%%

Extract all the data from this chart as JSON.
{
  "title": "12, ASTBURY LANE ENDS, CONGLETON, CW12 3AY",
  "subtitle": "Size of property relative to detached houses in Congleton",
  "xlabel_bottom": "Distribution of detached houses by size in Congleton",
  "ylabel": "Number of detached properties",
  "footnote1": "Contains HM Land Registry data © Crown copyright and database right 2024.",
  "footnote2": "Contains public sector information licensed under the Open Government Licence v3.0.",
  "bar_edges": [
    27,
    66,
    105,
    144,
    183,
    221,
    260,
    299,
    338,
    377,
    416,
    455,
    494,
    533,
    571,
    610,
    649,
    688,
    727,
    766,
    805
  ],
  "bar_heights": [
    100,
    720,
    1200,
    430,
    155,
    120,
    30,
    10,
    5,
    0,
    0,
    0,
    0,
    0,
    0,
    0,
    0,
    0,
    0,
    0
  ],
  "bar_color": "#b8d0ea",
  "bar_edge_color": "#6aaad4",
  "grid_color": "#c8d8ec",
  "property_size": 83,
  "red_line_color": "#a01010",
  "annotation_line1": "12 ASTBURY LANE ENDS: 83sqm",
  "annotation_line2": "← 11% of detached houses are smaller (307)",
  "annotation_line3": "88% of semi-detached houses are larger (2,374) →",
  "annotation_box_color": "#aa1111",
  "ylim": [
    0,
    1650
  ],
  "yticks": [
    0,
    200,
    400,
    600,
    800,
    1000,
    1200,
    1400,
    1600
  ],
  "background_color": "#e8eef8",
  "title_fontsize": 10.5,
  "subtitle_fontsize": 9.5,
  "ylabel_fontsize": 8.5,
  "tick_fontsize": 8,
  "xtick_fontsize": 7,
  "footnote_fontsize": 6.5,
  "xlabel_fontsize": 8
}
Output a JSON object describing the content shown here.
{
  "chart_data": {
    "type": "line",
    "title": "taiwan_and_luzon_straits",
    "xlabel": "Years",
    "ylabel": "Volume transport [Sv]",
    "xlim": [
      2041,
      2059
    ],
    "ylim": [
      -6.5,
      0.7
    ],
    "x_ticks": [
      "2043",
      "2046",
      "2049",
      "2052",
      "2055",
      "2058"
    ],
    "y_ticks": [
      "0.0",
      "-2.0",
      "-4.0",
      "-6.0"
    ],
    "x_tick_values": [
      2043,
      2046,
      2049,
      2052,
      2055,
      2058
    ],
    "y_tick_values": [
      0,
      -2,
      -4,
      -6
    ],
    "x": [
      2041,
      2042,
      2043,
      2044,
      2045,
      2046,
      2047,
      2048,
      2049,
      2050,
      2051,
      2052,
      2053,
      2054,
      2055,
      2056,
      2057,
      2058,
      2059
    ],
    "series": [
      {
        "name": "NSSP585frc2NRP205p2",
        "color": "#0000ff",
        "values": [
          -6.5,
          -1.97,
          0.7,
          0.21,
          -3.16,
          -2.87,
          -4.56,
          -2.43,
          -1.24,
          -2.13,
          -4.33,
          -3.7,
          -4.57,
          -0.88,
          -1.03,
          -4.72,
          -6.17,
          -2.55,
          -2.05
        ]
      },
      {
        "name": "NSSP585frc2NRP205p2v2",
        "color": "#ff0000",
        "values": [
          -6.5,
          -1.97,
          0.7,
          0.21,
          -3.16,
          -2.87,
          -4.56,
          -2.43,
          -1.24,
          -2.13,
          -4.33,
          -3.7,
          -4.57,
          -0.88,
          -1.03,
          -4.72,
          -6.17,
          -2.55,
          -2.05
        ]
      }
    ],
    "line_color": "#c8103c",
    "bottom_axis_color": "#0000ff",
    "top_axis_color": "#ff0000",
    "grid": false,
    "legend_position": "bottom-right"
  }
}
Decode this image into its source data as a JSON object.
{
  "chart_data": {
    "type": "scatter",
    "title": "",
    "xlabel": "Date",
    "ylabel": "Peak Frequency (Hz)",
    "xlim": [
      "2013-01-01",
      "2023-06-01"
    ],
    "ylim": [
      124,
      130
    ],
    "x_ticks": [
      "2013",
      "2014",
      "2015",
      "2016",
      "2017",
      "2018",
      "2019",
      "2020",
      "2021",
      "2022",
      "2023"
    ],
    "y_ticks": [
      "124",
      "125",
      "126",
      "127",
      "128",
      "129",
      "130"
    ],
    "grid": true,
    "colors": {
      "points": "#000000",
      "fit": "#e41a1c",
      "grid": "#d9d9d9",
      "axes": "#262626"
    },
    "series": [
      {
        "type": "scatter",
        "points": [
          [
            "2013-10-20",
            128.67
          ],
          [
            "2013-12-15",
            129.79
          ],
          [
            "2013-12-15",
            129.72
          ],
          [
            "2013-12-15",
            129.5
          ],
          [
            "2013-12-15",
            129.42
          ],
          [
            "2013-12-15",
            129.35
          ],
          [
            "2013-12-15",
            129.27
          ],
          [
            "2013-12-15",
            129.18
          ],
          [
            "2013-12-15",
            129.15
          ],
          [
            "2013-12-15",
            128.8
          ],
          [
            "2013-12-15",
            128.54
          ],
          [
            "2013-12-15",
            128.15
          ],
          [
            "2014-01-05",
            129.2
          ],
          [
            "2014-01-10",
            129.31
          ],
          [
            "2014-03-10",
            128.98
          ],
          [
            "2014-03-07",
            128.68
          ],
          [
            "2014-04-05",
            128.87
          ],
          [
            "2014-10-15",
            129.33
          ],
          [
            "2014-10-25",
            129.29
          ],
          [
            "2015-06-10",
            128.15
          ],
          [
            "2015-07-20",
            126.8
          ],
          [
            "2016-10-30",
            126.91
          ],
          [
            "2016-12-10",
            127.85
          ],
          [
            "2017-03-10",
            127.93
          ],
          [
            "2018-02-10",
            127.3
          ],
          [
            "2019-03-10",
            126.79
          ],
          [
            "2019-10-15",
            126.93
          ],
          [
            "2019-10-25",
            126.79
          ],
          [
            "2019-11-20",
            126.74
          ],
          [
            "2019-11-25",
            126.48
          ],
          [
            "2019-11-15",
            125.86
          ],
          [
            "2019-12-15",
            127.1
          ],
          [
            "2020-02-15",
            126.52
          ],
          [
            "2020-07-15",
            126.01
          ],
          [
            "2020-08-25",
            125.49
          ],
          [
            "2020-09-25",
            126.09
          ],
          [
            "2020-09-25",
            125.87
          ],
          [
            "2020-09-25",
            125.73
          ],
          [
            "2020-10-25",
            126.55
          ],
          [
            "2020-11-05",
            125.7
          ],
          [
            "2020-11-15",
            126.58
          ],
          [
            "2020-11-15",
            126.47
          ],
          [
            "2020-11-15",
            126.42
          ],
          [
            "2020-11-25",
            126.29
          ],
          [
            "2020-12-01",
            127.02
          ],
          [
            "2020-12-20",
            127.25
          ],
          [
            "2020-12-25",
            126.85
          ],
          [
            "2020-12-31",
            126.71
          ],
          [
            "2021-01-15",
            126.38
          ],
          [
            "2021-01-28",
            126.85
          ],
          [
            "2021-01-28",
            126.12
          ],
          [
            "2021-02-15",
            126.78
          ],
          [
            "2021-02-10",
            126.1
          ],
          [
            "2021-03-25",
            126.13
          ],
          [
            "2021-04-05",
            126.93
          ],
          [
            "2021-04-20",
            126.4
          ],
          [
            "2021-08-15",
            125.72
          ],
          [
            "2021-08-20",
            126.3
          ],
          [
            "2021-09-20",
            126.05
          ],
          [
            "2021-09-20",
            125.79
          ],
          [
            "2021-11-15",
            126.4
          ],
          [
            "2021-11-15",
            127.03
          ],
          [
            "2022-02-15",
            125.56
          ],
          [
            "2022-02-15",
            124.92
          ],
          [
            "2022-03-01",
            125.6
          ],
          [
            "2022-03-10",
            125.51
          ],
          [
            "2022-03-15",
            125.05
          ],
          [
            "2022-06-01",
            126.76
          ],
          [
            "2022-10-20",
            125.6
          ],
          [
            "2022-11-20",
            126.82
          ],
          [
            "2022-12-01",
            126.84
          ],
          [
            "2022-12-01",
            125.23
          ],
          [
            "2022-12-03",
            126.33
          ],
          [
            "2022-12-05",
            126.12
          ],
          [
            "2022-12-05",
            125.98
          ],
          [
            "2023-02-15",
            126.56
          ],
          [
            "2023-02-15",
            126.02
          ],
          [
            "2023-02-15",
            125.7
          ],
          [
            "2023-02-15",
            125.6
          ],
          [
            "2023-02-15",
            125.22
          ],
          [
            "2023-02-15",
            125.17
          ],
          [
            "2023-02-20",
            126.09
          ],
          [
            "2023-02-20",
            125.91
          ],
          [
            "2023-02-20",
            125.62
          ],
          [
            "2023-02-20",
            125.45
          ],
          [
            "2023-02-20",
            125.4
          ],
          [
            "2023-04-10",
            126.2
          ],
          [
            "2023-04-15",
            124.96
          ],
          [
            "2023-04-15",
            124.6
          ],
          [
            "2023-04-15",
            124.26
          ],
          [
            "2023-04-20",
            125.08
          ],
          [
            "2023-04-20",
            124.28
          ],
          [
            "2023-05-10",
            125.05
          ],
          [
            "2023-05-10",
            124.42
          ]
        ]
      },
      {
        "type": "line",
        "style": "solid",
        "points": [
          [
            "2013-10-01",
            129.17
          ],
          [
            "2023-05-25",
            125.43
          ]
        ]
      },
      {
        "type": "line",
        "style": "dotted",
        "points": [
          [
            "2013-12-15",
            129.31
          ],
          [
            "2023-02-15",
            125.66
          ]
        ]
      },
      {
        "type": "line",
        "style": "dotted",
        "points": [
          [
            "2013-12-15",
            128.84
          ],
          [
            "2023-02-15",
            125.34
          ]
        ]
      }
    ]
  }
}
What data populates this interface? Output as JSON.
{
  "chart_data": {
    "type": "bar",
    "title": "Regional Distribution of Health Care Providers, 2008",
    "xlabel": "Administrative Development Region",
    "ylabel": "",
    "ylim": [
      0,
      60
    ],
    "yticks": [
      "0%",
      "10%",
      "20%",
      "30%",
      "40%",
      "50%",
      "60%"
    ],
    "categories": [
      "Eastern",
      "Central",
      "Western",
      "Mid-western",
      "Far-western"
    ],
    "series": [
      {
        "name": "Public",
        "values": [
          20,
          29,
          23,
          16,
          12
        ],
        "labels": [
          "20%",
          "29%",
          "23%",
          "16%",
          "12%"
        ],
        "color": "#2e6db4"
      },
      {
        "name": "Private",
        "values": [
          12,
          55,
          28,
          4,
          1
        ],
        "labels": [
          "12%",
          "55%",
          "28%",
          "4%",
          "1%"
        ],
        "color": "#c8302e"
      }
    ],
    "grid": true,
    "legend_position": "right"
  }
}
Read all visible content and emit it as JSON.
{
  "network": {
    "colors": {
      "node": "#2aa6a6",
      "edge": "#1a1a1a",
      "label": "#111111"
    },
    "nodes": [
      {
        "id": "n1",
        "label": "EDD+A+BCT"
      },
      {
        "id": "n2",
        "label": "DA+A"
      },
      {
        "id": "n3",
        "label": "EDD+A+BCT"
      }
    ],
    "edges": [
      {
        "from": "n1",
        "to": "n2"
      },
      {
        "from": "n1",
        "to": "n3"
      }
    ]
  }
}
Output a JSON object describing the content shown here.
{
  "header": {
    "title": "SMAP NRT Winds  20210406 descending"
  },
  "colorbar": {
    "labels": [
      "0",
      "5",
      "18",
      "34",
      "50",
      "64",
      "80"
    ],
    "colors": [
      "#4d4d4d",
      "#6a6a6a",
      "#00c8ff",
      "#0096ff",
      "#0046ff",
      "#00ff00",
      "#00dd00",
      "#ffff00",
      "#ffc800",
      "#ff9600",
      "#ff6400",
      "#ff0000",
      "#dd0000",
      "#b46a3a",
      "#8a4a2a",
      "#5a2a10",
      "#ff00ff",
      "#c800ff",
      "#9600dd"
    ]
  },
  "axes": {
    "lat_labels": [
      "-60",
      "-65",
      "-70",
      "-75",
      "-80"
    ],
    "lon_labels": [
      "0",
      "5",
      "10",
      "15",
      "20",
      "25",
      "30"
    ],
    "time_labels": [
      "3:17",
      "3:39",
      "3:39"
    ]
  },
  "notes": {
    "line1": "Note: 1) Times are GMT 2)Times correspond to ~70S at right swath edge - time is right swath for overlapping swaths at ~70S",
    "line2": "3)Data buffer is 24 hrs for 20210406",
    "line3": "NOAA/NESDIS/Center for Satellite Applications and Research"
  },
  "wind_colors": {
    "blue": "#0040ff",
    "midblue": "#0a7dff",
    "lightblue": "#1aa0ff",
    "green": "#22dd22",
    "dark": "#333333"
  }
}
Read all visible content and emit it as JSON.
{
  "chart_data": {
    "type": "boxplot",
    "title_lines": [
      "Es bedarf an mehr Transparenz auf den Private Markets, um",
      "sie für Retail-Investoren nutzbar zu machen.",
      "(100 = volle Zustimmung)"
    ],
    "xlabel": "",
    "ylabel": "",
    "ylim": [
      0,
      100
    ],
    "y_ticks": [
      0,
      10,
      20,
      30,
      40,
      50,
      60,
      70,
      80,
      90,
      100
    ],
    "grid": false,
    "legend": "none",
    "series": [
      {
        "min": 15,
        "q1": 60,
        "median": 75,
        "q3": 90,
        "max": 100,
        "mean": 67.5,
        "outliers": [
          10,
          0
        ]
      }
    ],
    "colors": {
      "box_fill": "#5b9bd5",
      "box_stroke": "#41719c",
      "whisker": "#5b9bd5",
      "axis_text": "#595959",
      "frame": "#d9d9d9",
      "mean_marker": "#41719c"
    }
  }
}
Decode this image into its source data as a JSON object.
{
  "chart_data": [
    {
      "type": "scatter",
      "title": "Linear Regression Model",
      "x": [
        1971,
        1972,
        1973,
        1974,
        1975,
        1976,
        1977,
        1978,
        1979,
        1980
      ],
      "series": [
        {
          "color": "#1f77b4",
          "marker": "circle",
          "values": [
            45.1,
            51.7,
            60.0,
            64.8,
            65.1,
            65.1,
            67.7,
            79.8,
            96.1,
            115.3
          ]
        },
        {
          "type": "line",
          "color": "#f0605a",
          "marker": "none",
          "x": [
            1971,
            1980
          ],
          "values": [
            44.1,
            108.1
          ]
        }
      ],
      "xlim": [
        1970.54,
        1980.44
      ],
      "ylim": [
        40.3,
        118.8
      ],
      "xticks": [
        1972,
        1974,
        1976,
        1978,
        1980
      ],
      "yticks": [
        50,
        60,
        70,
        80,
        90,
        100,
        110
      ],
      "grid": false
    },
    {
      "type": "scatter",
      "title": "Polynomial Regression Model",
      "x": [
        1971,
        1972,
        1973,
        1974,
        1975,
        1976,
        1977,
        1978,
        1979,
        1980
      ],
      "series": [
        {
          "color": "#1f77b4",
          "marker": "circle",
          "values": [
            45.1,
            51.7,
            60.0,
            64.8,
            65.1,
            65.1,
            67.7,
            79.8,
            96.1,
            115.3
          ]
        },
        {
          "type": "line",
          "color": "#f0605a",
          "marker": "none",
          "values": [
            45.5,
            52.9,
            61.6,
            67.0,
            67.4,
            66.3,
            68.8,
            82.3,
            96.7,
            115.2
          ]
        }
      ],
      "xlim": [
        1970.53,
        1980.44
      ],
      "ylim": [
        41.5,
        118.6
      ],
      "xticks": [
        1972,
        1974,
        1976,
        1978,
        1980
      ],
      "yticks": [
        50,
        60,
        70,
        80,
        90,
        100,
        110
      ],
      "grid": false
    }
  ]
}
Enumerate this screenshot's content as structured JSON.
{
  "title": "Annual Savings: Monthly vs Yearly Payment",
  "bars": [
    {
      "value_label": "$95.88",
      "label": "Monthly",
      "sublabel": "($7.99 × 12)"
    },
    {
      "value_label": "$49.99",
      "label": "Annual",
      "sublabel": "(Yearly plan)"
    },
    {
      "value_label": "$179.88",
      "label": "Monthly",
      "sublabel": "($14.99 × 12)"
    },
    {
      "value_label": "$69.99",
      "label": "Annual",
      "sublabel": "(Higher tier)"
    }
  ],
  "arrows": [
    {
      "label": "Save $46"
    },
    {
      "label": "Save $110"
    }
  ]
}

%%

Copy each line above that contains the string "Distribution".

  "xlabel_bottom": "Distribution of detached houses by size in Congleton",
    "title": "Regional Distribution of Health Care Providers, 2008",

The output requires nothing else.